> OBJECTIVE
Please copy all the lines that follow, word for word.

— Begin —

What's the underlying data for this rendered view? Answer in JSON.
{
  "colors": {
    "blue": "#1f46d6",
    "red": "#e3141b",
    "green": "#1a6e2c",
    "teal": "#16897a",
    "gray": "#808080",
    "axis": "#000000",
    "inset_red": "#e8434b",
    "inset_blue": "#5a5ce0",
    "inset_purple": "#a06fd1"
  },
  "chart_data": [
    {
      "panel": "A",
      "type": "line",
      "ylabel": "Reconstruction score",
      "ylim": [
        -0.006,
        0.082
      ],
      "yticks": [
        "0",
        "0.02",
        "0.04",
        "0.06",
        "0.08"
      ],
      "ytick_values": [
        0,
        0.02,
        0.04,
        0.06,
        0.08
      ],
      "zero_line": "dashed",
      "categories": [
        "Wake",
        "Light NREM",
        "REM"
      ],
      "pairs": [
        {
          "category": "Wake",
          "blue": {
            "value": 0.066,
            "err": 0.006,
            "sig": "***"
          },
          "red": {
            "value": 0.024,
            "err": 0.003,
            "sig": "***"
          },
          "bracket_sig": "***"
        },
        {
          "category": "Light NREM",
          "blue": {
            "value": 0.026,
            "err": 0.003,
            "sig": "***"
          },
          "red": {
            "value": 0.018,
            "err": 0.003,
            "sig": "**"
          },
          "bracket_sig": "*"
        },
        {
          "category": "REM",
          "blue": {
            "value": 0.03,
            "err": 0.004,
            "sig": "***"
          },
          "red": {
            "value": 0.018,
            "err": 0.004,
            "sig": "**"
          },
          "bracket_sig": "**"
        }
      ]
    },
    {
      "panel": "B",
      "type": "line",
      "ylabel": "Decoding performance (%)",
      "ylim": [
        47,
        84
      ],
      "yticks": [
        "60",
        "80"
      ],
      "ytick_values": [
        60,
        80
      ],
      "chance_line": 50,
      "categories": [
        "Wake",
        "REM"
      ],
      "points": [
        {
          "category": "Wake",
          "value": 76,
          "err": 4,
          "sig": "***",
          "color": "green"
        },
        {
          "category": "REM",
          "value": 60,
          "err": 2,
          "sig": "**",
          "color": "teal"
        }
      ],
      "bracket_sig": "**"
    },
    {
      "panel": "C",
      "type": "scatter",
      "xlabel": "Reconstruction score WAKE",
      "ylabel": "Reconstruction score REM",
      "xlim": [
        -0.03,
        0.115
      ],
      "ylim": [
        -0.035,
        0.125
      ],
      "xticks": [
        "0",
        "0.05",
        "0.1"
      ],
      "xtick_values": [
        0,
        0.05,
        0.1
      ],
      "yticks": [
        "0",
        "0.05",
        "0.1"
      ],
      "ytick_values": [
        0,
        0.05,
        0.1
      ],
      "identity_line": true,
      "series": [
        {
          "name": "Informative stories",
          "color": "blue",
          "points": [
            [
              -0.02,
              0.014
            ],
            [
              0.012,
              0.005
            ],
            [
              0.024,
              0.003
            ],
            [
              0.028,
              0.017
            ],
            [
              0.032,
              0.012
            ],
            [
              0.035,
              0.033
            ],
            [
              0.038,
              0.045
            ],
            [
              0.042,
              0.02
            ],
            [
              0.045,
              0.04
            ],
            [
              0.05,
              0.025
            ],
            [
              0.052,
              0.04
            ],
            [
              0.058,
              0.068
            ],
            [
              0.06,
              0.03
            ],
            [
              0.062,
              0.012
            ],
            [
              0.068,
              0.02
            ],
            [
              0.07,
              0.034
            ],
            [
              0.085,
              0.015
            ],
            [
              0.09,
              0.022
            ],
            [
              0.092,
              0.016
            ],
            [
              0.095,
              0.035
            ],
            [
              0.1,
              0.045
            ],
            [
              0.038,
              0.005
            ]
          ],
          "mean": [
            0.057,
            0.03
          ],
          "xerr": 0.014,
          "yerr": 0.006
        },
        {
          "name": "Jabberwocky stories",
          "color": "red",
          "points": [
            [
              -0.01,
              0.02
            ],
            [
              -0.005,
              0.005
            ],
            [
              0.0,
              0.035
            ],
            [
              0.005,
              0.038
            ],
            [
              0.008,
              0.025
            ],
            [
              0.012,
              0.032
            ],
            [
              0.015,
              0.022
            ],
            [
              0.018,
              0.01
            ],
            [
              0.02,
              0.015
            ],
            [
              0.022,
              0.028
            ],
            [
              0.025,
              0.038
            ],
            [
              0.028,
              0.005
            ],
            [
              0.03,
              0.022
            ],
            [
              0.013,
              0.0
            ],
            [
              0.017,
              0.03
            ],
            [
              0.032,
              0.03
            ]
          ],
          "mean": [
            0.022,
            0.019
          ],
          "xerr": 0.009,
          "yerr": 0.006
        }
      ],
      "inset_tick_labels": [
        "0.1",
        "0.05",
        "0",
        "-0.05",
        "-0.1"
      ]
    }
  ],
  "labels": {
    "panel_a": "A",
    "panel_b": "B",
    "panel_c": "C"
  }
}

— End —

> EXERCISE OUTPUT
What's the underlying data for this rendered view? Answer in JSON.
{
  "colors": {
    "blue": "#1f46d6",
    "red": "#e3141b",
    "green": "#1a6e2c",
    "teal": "#16897a",
    "gray": "#808080",
    "axis": "#000000",
    "inset_red": "#e8434b",
    "inset_blue": "#5a5ce0",
    "inset_purple": "#a06fd1"
  },
  "chart_data": [
    {
      "panel": "A",
      "type": "line",
      "ylabel": "Reconstruction score",
      "ylim": [
        -0.006,
        0.082
      ],
      "yticks": [
        "0",
        "0.02",
        "0.04",
        "0.06",
        "0.08"
      ],
      "ytick_values": [
        0,
        0.02,
        0.04,
        0.06,
        0.08
      ],
      "zero_line": "dashed",
      "categories": [
        "Wake",
        "Light NREM",
        "REM"
      ],
      "pairs": [
        {
          "category": "Wake",
          "blue": {
            "value": 0.066,
            "err": 0.006,
            "sig": "***"
          },
          "red": {
            "value": 0.024,
            "err": 0.003,
            "sig": "***"
          },
          "bracket_sig": "***"
        },
        {
          "category": "Light NREM",
          "blue": {
            "value": 0.026,
            "err": 0.003,
            "sig": "***"
          },
          "red": {
            "value": 0.018,
            "err": 0.003,
            "sig": "**"
          },
          "bracket_sig": "*"
        },
        {
          "category": "REM",
          "blue": {
            "value": 0.03,
            "err": 0.004,
            "sig": "***"
          },
          "red": {
            "value": 0.018,
            "err": 0.004,
            "sig": "**"
          },
          "bracket_sig": "**"
        }
      ]
    },
    {
      "panel": "B",
      "type": "line",
      "ylabel": "Decoding performance (%)",
      "ylim": [
        47,
        84
      ],
      "yticks": [
        "60",
        "80"
      ],
      "ytick_values": [
        60,
        80
      ],
      "chance_line": 50,
      "categories": [
        "Wake",
        "REM"
      ],
      "points": [
        {
          "category": "Wake",
          "value": 76,
          "err": 4,
          "sig": "***",
          "color": "green"
        },
        {
          "category": "REM",
          "value": 60,
          "err": 2,
          "sig": "**",
          "color": "teal"
        }
      ],
      "bracket_sig": "**"
    },
    {
      "panel": "C",
      "type": "scatter",
      "xlabel": "Reconstruction score WAKE",
      "ylabel": "Reconstruction score REM",
      "xlim": [
        -0.03,
        0.115
      ],
      "ylim": [
        -0.035,
        0.125
      ],
      "xticks": [
        "0",
        "0.05",
        "0.1"
      ],
      "xtick_values": [
        0,
        0.05,
        0.1
      ],
      "yticks": [
        "0",
        "0.05",
        "0.1"
      ],
      "ytick_values": [
        0,
        0.05,
        0.1
      ],
      "identity_line": true,
      "series": [
        {
          "name": "Informative stories",
          "color": "blue",
          "points": [
            [
              -0.02,
              0.014
            ],
            [
              0.012,
              0.005
            ],
            [
              0.024,
              0.003
            ],
            [
              0.028,
              0.017
            ],
            [
              0.032,
              0.012
            ],
            [
              0.035,
              0.033
            ],
            [
              0.038,
              0.045
            ],
            [
              0.042,
              0.02
            ],
            [
              0.045,
              0.04
            ],
            [
              0.05,
              0.025
            ],
            [
              0.052,
              0.04
            ],
            [
              0.058,
              0.068
            ],
            [
              0.06,
              0.03
            ],
            [
              0.062,
              0.012
            ],
            [
              0.068,
              0.02
            ],
            [
              0.07,
              0.034
            ],
            [
              0.085,
              0.015
            ],
            [
              0.09,
              0.022
            ],
            [
              0.092,
              0.016
            ],
            [
              0.095,
              0.035
            ],
            [
              0.1,
              0.045
            ],
            [
              0.038,
              0.005
            ]
          ],
          "mean": [
            0.057,
            0.03
          ],
          "xerr": 0.014,
          "yerr": 0.006
        },
        {
          "name": "Jabberwocky stories",
          "color": "red",
          "points": [
            [
              -0.01,
              0.02
            ],
            [
              -0.005,
              0.005
            ],
            [
              0.0,
              0.035
            ],
            [
              0.005,
              0.038
            ],
            [
              0.008,
              0.025
            ],
            [
              0.012,
              0.032
            ],
            [
              0.015,
              0.022
            ],
            [
              0.018,
              0.01
            ],
            [
              0.02,
              0.015
            ],
            [
              0.022,
              0.028
            ],
            [
              0.025,
              0.038
            ],
            [
              0.028,
              0.005
            ],
            [
              0.03,
              0.022
            ],
            [
              0.013,
              0.0
            ],
            [
              0.017,
              0.03
            ],
            [
              0.032,
              0.03
            ]
          ],
          "mean": [
            0.022,
            0.019
          ],
          "xerr": 0.009,
          "yerr": 0.006
        }
      ],
      "inset_tick_labels": [
        "0.1",
        "0.05",
        "0",
        "-0.05",
        "-0.1"
      ]
    }
  ],
  "labels": {
    "panel_a": "A",
    "panel_b": "B",
    "panel_c": "C"
  }
}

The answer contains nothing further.